TASK STATEMENT
Type every record exactly as it appears.

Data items
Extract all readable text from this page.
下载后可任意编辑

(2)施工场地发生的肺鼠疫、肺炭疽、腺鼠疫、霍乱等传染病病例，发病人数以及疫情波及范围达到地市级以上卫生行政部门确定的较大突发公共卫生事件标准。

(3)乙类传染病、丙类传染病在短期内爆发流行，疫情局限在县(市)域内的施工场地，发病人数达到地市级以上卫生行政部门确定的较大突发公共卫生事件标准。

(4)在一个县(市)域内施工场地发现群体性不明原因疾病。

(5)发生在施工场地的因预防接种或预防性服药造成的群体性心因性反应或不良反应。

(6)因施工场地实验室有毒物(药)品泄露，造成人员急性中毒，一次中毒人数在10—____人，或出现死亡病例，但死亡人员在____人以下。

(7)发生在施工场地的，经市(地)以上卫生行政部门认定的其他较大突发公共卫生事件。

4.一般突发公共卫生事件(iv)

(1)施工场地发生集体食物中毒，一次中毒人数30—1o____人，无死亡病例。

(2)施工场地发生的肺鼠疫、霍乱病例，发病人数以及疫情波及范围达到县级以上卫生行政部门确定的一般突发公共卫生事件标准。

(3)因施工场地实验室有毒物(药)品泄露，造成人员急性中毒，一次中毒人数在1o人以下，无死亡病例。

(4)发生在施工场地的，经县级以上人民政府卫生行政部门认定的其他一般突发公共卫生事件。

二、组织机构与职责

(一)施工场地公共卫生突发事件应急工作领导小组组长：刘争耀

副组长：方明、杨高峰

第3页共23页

SOLVED EXERCISE
Extract all readable text from this page.
下载后可任意编辑

(2)施工场地发生的肺鼠疫、肺炭疽、腺鼠疫、霍乱等传染病病例，发病人数以及疫情波及范围达到地市级以上卫生行政部门确定的较大突发公共卫生事件标准。

(3)乙类传染病、丙类传染病在短期内爆发流行，疫情局限在县(市)域内的施工场地，发病人数达到地市级以上卫生行政部门确定的较大突发公共卫生事件标准。

(4)在一个县(市)域内施工场地发现群体性不明原因疾病。

(5)发生在施工场地的因预防接种或预防性服药造成的群体性心因性反应或不良反应。

(6)因施工场地实验室有毒物(药)品泄露，造成人员急性中毒，一次中毒人数在10—____人，或出现死亡病例，但死亡人员在____人以下。

(7)发生在施工场地的，经市(地)以上卫生行政部门认定的其他较大突发公共卫生事件。

4.一般突发公共卫生事件(iv)

(1)施工场地发生集体食物中毒，一次中毒人数30—1o____人，无死亡病例。

(2)施工场地发生的肺鼠疫、霍乱病例，发病人数以及疫情波及范围达到县级以上卫生行政部门确定的一般突发公共卫生事件标准。

(3)因施工场地实验室有毒物(药)品泄露，造成人员急性中毒，一次中毒人数在1o人以下，无死亡病例。

(4)发生在施工场地的，经县级以上人民政府卫生行政部门认定的其他一般突发公共卫生事件。

二、组织机构与职责

(一)施工场地公共卫生突发事件应急工作领导小组组长：刘争耀

副组长：方明、杨高峰

第3页共23页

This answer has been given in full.